### Aim of the task
Repeat the listing exactly as given, omitting every image.

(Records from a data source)
━━━
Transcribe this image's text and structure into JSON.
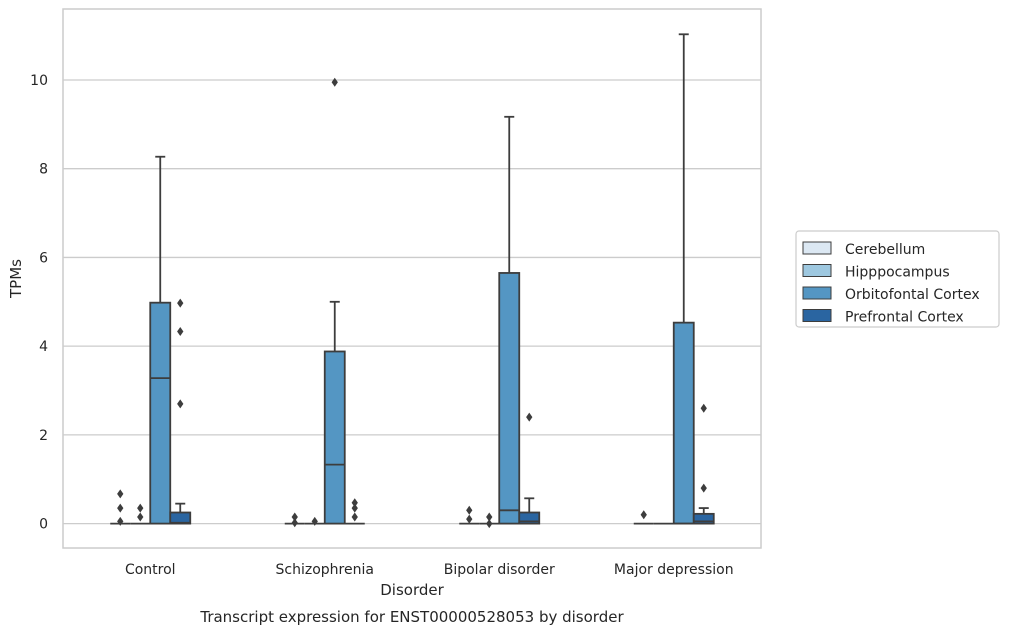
{
  "chart_data": {
    "type": "box",
    "xlabel": "Disorder",
    "ylabel": "TPMs",
    "caption": "Transcript expression for ENST00000528053 by disorder",
    "categories": [
      "Control",
      "Schizophrenia",
      "Bipolar disorder",
      "Major depression"
    ],
    "ylim": [
      -0.55,
      11.6
    ],
    "yticks": [
      0,
      2,
      4,
      6,
      8,
      10
    ],
    "grid": "horizontal",
    "legend_position": "right",
    "series": [
      {
        "name": "Cerebellum",
        "color": "#dce8f3",
        "boxes": [
          {
            "min": 0,
            "q1": 0,
            "median": 0,
            "q3": 0,
            "max": 0,
            "outliers": [
              0.05,
              0.35,
              0.67
            ]
          },
          {
            "min": 0,
            "q1": 0,
            "median": 0,
            "q3": 0,
            "max": 0,
            "outliers": [
              0.02,
              0.15
            ]
          },
          {
            "min": 0,
            "q1": 0,
            "median": 0,
            "q3": 0,
            "max": 0,
            "outliers": [
              0.1,
              0.3
            ]
          },
          {
            "min": 0,
            "q1": 0,
            "median": 0,
            "q3": 0,
            "max": 0,
            "outliers": [
              0.2
            ]
          }
        ]
      },
      {
        "name": "Hipppocampus",
        "color": "#9ec8e0",
        "boxes": [
          {
            "min": 0,
            "q1": 0,
            "median": 0,
            "q3": 0,
            "max": 0,
            "outliers": [
              0.15,
              0.35
            ]
          },
          {
            "min": 0,
            "q1": 0,
            "median": 0,
            "q3": 0,
            "max": 0,
            "outliers": [
              0.05
            ]
          },
          {
            "min": 0,
            "q1": 0,
            "median": 0,
            "q3": 0,
            "max": 0,
            "outliers": [
              0.0,
              0.15
            ]
          },
          {
            "min": 0,
            "q1": 0,
            "median": 0,
            "q3": 0,
            "max": 0,
            "outliers": []
          }
        ]
      },
      {
        "name": "Orbitofontal Cortex",
        "color": "#5496c3",
        "boxes": [
          {
            "min": 0,
            "q1": 0,
            "median": 3.28,
            "q3": 4.98,
            "max": 8.27,
            "outliers": []
          },
          {
            "min": 0,
            "q1": 0,
            "median": 1.33,
            "q3": 3.88,
            "max": 5.0,
            "outliers": [
              9.95
            ]
          },
          {
            "min": 0,
            "q1": 0,
            "median": 0.3,
            "q3": 5.65,
            "max": 9.17,
            "outliers": []
          },
          {
            "min": 0,
            "q1": 0,
            "median": 0,
            "q3": 4.53,
            "max": 11.03,
            "outliers": []
          }
        ]
      },
      {
        "name": "Prefrontal Cortex",
        "color": "#2a65a1",
        "boxes": [
          {
            "min": 0,
            "q1": 0,
            "median": 0.02,
            "q3": 0.25,
            "max": 0.45,
            "outliers": [
              2.7,
              4.33,
              4.97
            ]
          },
          {
            "min": 0,
            "q1": 0,
            "median": 0,
            "q3": 0,
            "max": 0,
            "outliers": [
              0.15,
              0.35,
              0.47
            ]
          },
          {
            "min": 0,
            "q1": 0,
            "median": 0.05,
            "q3": 0.25,
            "max": 0.57,
            "outliers": [
              2.4
            ]
          },
          {
            "min": 0,
            "q1": 0,
            "median": 0.05,
            "q3": 0.22,
            "max": 0.35,
            "outliers": [
              0.8,
              2.6
            ]
          }
        ]
      }
    ]
  }
}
━━━
### Written solution
Transcribe this image's text and structure into JSON.
{
  "chart_data": {
    "type": "box",
    "xlabel": "Disorder",
    "ylabel": "TPMs",
    "caption": "Transcript expression for ENST00000528053 by disorder",
    "categories": [
      "Control",
      "Schizophrenia",
      "Bipolar disorder",
      "Major depression"
    ],
    "ylim": [
      -0.55,
      11.6
    ],
    "yticks": [
      0,
      2,
      4,
      6,
      8,
      10
    ],
    "grid": "horizontal",
    "legend_position": "right",
    "series": [
      {
        "name": "Cerebellum",
        "color": "#dce8f3",
        "boxes": [
          {
            "min": 0,
            "q1": 0,
            "median": 0,
            "q3": 0,
            "max": 0,
            "outliers": [
              0.05,
              0.35,
              0.67
            ]
          },
          {
            "min": 0,
            "q1": 0,
            "median": 0,
            "q3": 0,
            "max": 0,
            "outliers": [
              0.02,
              0.15
            ]
          },
          {
            "min": 0,
            "q1": 0,
            "median": 0,
            "q3": 0,
            "max": 0,
            "outliers": [
              0.1,
              0.3
            ]
          },
          {
            "min": 0,
            "q1": 0,
            "median": 0,
            "q3": 0,
            "max": 0,
            "outliers": [
              0.2
            ]
          }
        ]
      },
      {
        "name": "Hipppocampus",
        "color": "#9ec8e0",
        "boxes": [
          {
            "min": 0,
            "q1": 0,
            "median": 0,
            "q3": 0,
            "max": 0,
            "outliers": [
              0.15,
              0.35
            ]
          },
          {
            "min": 0,
            "q1": 0,
            "median": 0,
            "q3": 0,
            "max": 0,
            "outliers": [
              0.05
            ]
          },
          {
            "min": 0,
            "q1": 0,
            "median": 0,
            "q3": 0,
            "max": 0,
            "outliers": [
              0.0,
              0.15
            ]
          },
          {
            "min": 0,
            "q1": 0,
            "median": 0,
            "q3": 0,
            "max": 0,
            "outliers": []
          }
        ]
      },
      {
        "name": "Orbitofontal Cortex",
        "color": "#5496c3",
        "boxes": [
          {
            "min": 0,
            "q1": 0,
            "median": 3.28,
            "q3": 4.98,
            "max": 8.27,
            "outliers": []
          },
          {
            "min": 0,
            "q1": 0,
            "median": 1.33,
            "q3": 3.88,
            "max": 5.0,
            "outliers": [
              9.95
            ]
          },
          {
            "min": 0,
            "q1": 0,
            "median": 0.3,
            "q3": 5.65,
            "max": 9.17,
            "outliers": []
          },
          {
            "min": 0,
            "q1": 0,
            "median": 0,
            "q3": 4.53,
            "max": 11.03,
            "outliers": []
          }
        ]
      },
      {
        "name": "Prefrontal Cortex",
        "color": "#2a65a1",
        "boxes": [
          {
            "min": 0,
            "q1": 0,
            "median": 0.02,
            "q3": 0.25,
            "max": 0.45,
            "outliers": [
              2.7,
              4.33,
              4.97
            ]
          },
          {
            "min": 0,
            "q1": 0,
            "median": 0,
            "q3": 0,
            "max": 0,
            "outliers": [
              0.15,
              0.35,
              0.47
            ]
          },
          {
            "min": 0,
            "q1": 0,
            "median": 0.05,
            "q3": 0.25,
            "max": 0.57,
            "outliers": [
              2.4
            ]
          },
          {
            "min": 0,
            "q1": 0,
            "median": 0.05,
            "q3": 0.22,
            "max": 0.35,
            "outliers": [
              0.8,
              2.6
            ]
          }
        ]
      }
    ]
  }
}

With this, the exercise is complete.